● **GIVEN REQUEST**
Reproduce every entry exactly and leave its pictures out.

● **PROVIDED ENTRIES**
——————
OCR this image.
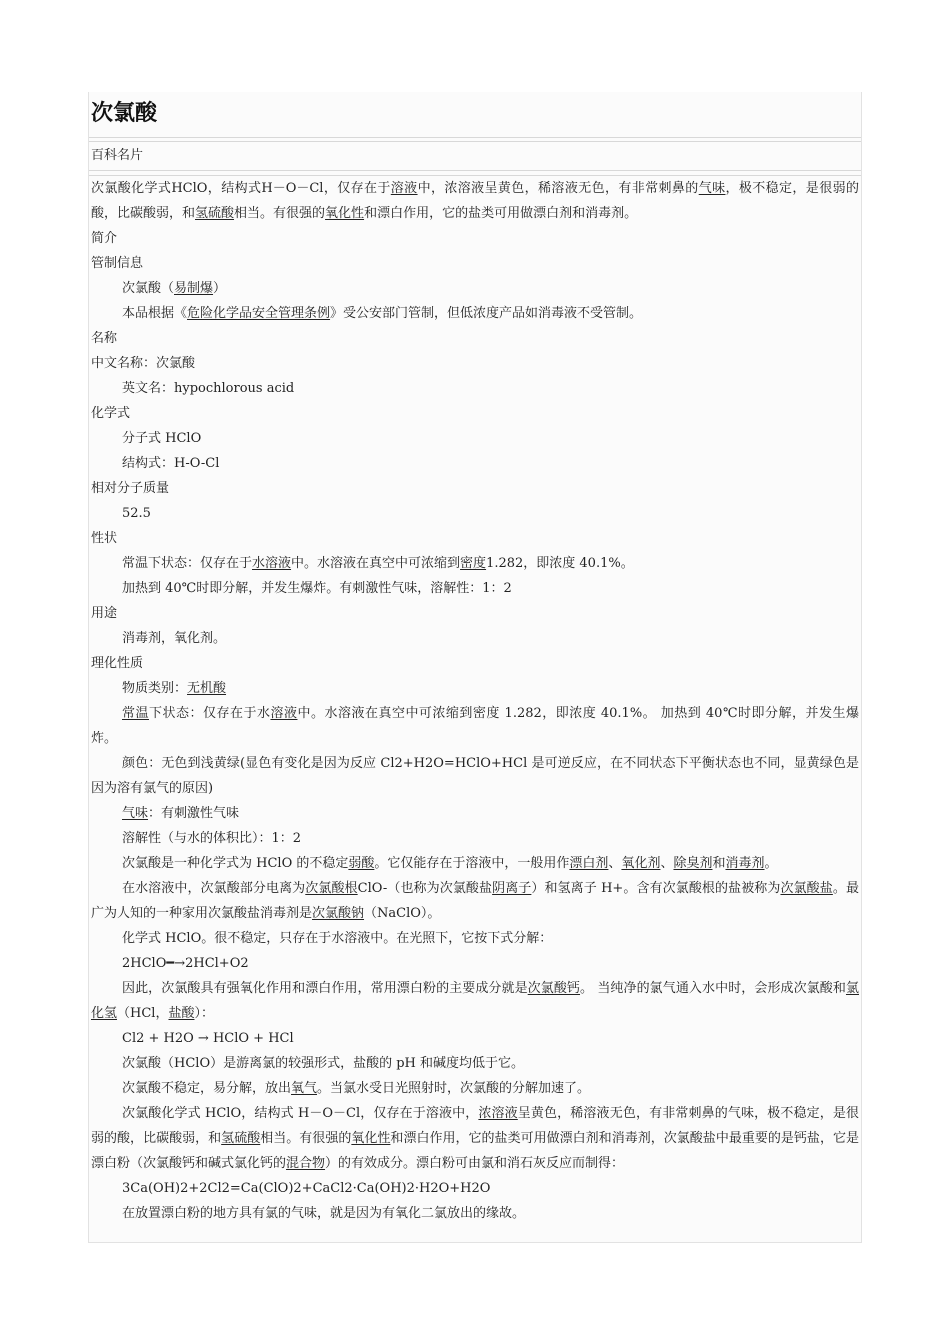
次氯酸
百科名片

次氯酸化学式HClO，结构式H－O－Cl，仅存在于溶液中，浓溶液呈黄色，稀溶液无色，有非常刺鼻的气味，极不稳定，是很弱的酸，比碳酸弱，和氢硫酸相当。有很强的氧化性和漂白作用，它的盐类可用做漂白剂和消毒剂。

简介

管制信息

次氯酸（易制爆）

本品根据《危险化学品安全管理条例》受公安部门管制，但低浓度产品如消毒液不受管制。

名称

中文名称：次氯酸

英文名：hypochlorous acid

化学式

分子式 HClO

结构式：H-O-Cl

相对分子质量

52.5

性状

常温下状态：仅存在于水溶液中。水溶液在真空中可浓缩到密度1.282，即浓度 40.1%。

加热到 40℃时即分解，并发生爆炸。有刺激性气味，溶解性：1：2

用途

消毒剂，氧化剂。

理化性质

物质类别：无机酸

常温下状态：仅存在于水溶液中。水溶液在真空中可浓缩到密度 1.282，即浓度 40.1%。 加热到 40℃时即分解，并发生爆炸。

颜色：无色到浅黄绿(显色有变化是因为反应 Cl2+H2O=HClO+HCl 是可逆反应，在不同状态下平衡状态也不同，显黄绿色是因为溶有氯气的原因)

气味：有刺激性气味

溶解性（与水的体积比）：1：2

次氯酸是一种化学式为 HClO 的不稳定弱酸。它仅能存在于溶液中，一般用作漂白剂、氧化剂、除臭剂和消毒剂。

在水溶液中，次氯酸部分电离为次氯酸根ClO-（也称为次氯酸盐阴离子）和氢离子 H+。含有次氯酸根的盐被称为次氯酸盐。最广为人知的一种家用次氯酸盐消毒剂是次氯酸钠（NaClO）。

化学式 HClO。很不稳定，只存在于水溶液中。在光照下，它按下式分解：

2HClO━→2HCl+O2

因此，次氯酸具有强氧化作用和漂白作用，常用漂白粉的主要成分就是次氯酸钙。 当纯净的氯气通入水中时，会形成次氯酸和氯化氢（HCl，盐酸）：

Cl2 + H2O → HClO + HCl

次氯酸（HClO）是游离氯的较强形式，盐酸的 pH 和碱度均低于它。

次氯酸不稳定，易分解，放出氧气。当氯水受日光照射时，次氯酸的分解加速了。

次氯酸化学式 HClO，结构式 H－O－Cl，仅存在于溶液中，浓溶液呈黄色，稀溶液无色，有非常刺鼻的气味，极不稳定，是很弱的酸，比碳酸弱，和氢硫酸相当。有很强的氧化性和漂白作用，它的盐类可用做漂白剂和消毒剂，次氯酸盐中最重要的是钙盐，它是漂白粉（次氯酸钙和碱式氯化钙的混合物）的有效成分。漂白粉可由氯和消石灰反应而制得：

3Ca(OH)2+2Cl2=Ca(ClO)2+CaCl2·Ca(OH)2·H2O+H2O

在放置漂白粉的地方具有氯的气味，就是因为有氧化二氯放出的缘故。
——————
● **ANSWER TO THIS EXERCISE**
OCR this image.
次氯酸
百科名片

次氯酸化学式HClO，结构式H－O－Cl，仅存在于溶液中，浓溶液呈黄色，稀溶液无色，有非常刺鼻的气味，极不稳定，是很弱的酸，比碳酸弱，和氢硫酸相当。有很强的氧化性和漂白作用，它的盐类可用做漂白剂和消毒剂。

简介

管制信息

次氯酸（易制爆）

本品根据《危险化学品安全管理条例》受公安部门管制，但低浓度产品如消毒液不受管制。

名称

中文名称：次氯酸

英文名：hypochlorous acid

化学式

分子式 HClO

结构式：H-O-Cl

相对分子质量

52.5

性状

常温下状态：仅存在于水溶液中。水溶液在真空中可浓缩到密度1.282，即浓度 40.1%。

加热到 40℃时即分解，并发生爆炸。有刺激性气味，溶解性：1：2

用途

消毒剂，氧化剂。

理化性质

物质类别：无机酸

常温下状态：仅存在于水溶液中。水溶液在真空中可浓缩到密度 1.282，即浓度 40.1%。 加热到 40℃时即分解，并发生爆炸。

颜色：无色到浅黄绿(显色有变化是因为反应 Cl2+H2O=HClO+HCl 是可逆反应，在不同状态下平衡状态也不同，显黄绿色是因为溶有氯气的原因)

气味：有刺激性气味

溶解性（与水的体积比）：1：2

次氯酸是一种化学式为 HClO 的不稳定弱酸。它仅能存在于溶液中，一般用作漂白剂、氧化剂、除臭剂和消毒剂。

在水溶液中，次氯酸部分电离为次氯酸根ClO-（也称为次氯酸盐阴离子）和氢离子 H+。含有次氯酸根的盐被称为次氯酸盐。最广为人知的一种家用次氯酸盐消毒剂是次氯酸钠（NaClO）。

化学式 HClO。很不稳定，只存在于水溶液中。在光照下，它按下式分解：

2HClO━→2HCl+O2

因此，次氯酸具有强氧化作用和漂白作用，常用漂白粉的主要成分就是次氯酸钙。 当纯净的氯气通入水中时，会形成次氯酸和氯化氢（HCl，盐酸）：

Cl2 + H2O → HClO + HCl

次氯酸（HClO）是游离氯的较强形式，盐酸的 pH 和碱度均低于它。

次氯酸不稳定，易分解，放出氧气。当氯水受日光照射时，次氯酸的分解加速了。

次氯酸化学式 HClO，结构式 H－O－Cl，仅存在于溶液中，浓溶液呈黄色，稀溶液无色，有非常刺鼻的气味，极不稳定，是很弱的酸，比碳酸弱，和氢硫酸相当。有很强的氧化性和漂白作用，它的盐类可用做漂白剂和消毒剂，次氯酸盐中最重要的是钙盐，它是漂白粉（次氯酸钙和碱式氯化钙的混合物）的有效成分。漂白粉可由氯和消石灰反应而制得：

3Ca(OH)2+2Cl2=Ca(ClO)2+CaCl2·Ca(OH)2·H2O+H2O

在放置漂白粉的地方具有氯的气味，就是因为有氧化二氯放出的缘故。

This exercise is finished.